*WRITTEN EXERCISE*: Are you able to quote each entry exactly as written?
● ● ● ●
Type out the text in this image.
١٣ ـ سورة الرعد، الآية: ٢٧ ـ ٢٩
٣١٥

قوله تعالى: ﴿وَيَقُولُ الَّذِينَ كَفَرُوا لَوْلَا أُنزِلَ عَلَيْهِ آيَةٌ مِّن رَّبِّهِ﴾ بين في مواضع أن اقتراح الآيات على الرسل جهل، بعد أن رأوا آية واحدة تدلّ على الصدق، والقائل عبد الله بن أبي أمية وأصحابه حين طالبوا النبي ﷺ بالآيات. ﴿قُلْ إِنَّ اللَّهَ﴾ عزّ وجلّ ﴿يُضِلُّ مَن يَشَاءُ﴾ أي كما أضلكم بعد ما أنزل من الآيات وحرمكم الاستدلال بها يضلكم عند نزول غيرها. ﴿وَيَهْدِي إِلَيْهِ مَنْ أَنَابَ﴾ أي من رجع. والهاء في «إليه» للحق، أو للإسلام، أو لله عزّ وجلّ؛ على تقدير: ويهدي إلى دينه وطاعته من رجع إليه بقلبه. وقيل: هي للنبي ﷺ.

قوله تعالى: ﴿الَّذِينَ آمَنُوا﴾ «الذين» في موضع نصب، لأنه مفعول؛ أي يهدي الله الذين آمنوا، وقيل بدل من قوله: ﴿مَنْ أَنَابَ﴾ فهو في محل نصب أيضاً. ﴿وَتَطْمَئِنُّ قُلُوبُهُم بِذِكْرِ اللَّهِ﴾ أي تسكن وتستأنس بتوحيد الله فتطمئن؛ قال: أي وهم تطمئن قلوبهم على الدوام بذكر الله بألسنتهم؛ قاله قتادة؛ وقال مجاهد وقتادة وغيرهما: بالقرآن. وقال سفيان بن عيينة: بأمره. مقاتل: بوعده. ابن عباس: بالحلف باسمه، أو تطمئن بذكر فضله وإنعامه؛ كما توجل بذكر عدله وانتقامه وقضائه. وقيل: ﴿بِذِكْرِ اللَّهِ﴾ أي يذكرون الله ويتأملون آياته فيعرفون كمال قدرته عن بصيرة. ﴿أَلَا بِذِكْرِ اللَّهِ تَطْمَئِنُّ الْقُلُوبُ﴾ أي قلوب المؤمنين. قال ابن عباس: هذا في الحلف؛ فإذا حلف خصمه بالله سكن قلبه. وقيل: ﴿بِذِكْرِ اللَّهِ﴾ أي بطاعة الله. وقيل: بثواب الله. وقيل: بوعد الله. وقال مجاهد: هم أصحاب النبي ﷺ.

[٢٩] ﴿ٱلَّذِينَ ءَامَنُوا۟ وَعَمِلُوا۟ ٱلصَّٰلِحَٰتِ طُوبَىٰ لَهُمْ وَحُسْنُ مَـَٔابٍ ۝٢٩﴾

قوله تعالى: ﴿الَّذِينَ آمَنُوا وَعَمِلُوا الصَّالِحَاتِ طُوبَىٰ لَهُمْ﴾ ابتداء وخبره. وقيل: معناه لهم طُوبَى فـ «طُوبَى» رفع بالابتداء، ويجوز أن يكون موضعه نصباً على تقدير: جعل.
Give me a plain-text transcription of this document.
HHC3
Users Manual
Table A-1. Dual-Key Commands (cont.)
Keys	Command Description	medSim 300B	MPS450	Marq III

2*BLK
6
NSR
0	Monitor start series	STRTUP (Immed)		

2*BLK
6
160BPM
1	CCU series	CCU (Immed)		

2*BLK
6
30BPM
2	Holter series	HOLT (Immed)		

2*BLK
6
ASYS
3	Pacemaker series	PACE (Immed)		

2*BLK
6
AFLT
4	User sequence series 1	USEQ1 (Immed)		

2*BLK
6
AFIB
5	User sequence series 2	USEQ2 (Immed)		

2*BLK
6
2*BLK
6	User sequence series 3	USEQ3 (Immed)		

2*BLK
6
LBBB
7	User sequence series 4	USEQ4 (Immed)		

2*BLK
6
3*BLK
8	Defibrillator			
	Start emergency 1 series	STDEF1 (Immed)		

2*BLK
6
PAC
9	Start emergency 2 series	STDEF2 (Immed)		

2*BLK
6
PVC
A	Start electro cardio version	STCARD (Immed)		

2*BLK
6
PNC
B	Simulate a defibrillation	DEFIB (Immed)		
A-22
● ● ● ●
*CORRECT OUTPUT*:
Type out the text in this image.
١٣ ـ سورة الرعد، الآية: ٢٧ ـ ٢٩
٣١٥

قوله تعالى: ﴿وَيَقُولُ الَّذِينَ كَفَرُوا لَوْلَا أُنزِلَ عَلَيْهِ آيَةٌ مِّن رَّبِّهِ﴾ بين في مواضع أن اقتراح الآيات على الرسل جهل، بعد أن رأوا آية واحدة تدلّ على الصدق، والقائل عبد الله بن أبي أمية وأصحابه حين طالبوا النبي ﷺ بالآيات. ﴿قُلْ إِنَّ اللَّهَ﴾ عزّ وجلّ ﴿يُضِلُّ مَن يَشَاءُ﴾ أي كما أضلكم بعد ما أنزل من الآيات وحرمكم الاستدلال بها يضلكم عند نزول غيرها. ﴿وَيَهْدِي إِلَيْهِ مَنْ أَنَابَ﴾ أي من رجع. والهاء في «إليه» للحق، أو للإسلام، أو لله عزّ وجلّ؛ على تقدير: ويهدي إلى دينه وطاعته من رجع إليه بقلبه. وقيل: هي للنبي ﷺ.

قوله تعالى: ﴿الَّذِينَ آمَنُوا﴾ «الذين» في موضع نصب، لأنه مفعول؛ أي يهدي الله الذين آمنوا، وقيل بدل من قوله: ﴿مَنْ أَنَابَ﴾ فهو في محل نصب أيضاً. ﴿وَتَطْمَئِنُّ قُلُوبُهُم بِذِكْرِ اللَّهِ﴾ أي تسكن وتستأنس بتوحيد الله فتطمئن؛ قال: أي وهم تطمئن قلوبهم على الدوام بذكر الله بألسنتهم؛ قاله قتادة؛ وقال مجاهد وقتادة وغيرهما: بالقرآن. وقال سفيان بن عيينة: بأمره. مقاتل: بوعده. ابن عباس: بالحلف باسمه، أو تطمئن بذكر فضله وإنعامه؛ كما توجل بذكر عدله وانتقامه وقضائه. وقيل: ﴿بِذِكْرِ اللَّهِ﴾ أي يذكرون الله ويتأملون آياته فيعرفون كمال قدرته عن بصيرة. ﴿أَلَا بِذِكْرِ اللَّهِ تَطْمَئِنُّ الْقُلُوبُ﴾ أي قلوب المؤمنين. قال ابن عباس: هذا في الحلف؛ فإذا حلف خصمه بالله سكن قلبه. وقيل: ﴿بِذِكْرِ اللَّهِ﴾ أي بطاعة الله. وقيل: بثواب الله. وقيل: بوعد الله. وقال مجاهد: هم أصحاب النبي ﷺ.

[٢٩] ﴿ٱلَّذِينَ ءَامَنُوا۟ وَعَمِلُوا۟ ٱلصَّٰلِحَٰتِ طُوبَىٰ لَهُمْ وَحُسْنُ مَـَٔابٍ ۝٢٩﴾

قوله تعالى: ﴿الَّذِينَ آمَنُوا وَعَمِلُوا الصَّالِحَاتِ طُوبَىٰ لَهُمْ﴾ ابتداء وخبره. وقيل: معناه لهم طُوبَى فـ «طُوبَى» رفع بالابتداء، ويجوز أن يكون موضعه نصباً على تقدير: جعل.
Give me a plain-text transcription of this document.
HHC3
Users Manual
Table A-1. Dual-Key Commands (cont.)
Keys	Command Description	medSim 300B	MPS450	Marq III

2*BLK
6
NSR
0	Monitor start series	STRTUP (Immed)		

2*BLK
6
160BPM
1	CCU series	CCU (Immed)		

2*BLK
6
30BPM
2	Holter series	HOLT (Immed)		

2*BLK
6
ASYS
3	Pacemaker series	PACE (Immed)		

2*BLK
6
AFLT
4	User sequence series 1	USEQ1 (Immed)		

2*BLK
6
AFIB
5	User sequence series 2	USEQ2 (Immed)		

2*BLK
6
2*BLK
6	User sequence series 3	USEQ3 (Immed)		

2*BLK
6
LBBB
7	User sequence series 4	USEQ4 (Immed)		

2*BLK
6
3*BLK
8	Defibrillator			
	Start emergency 1 series	STDEF1 (Immed)		

2*BLK
6
PAC
9	Start emergency 2 series	STDEF2 (Immed)		

2*BLK
6
PVC
A	Start electro cardio version	STCARD (Immed)		

2*BLK
6
PNC
B	Simulate a defibrillation	DEFIB (Immed)		
A-22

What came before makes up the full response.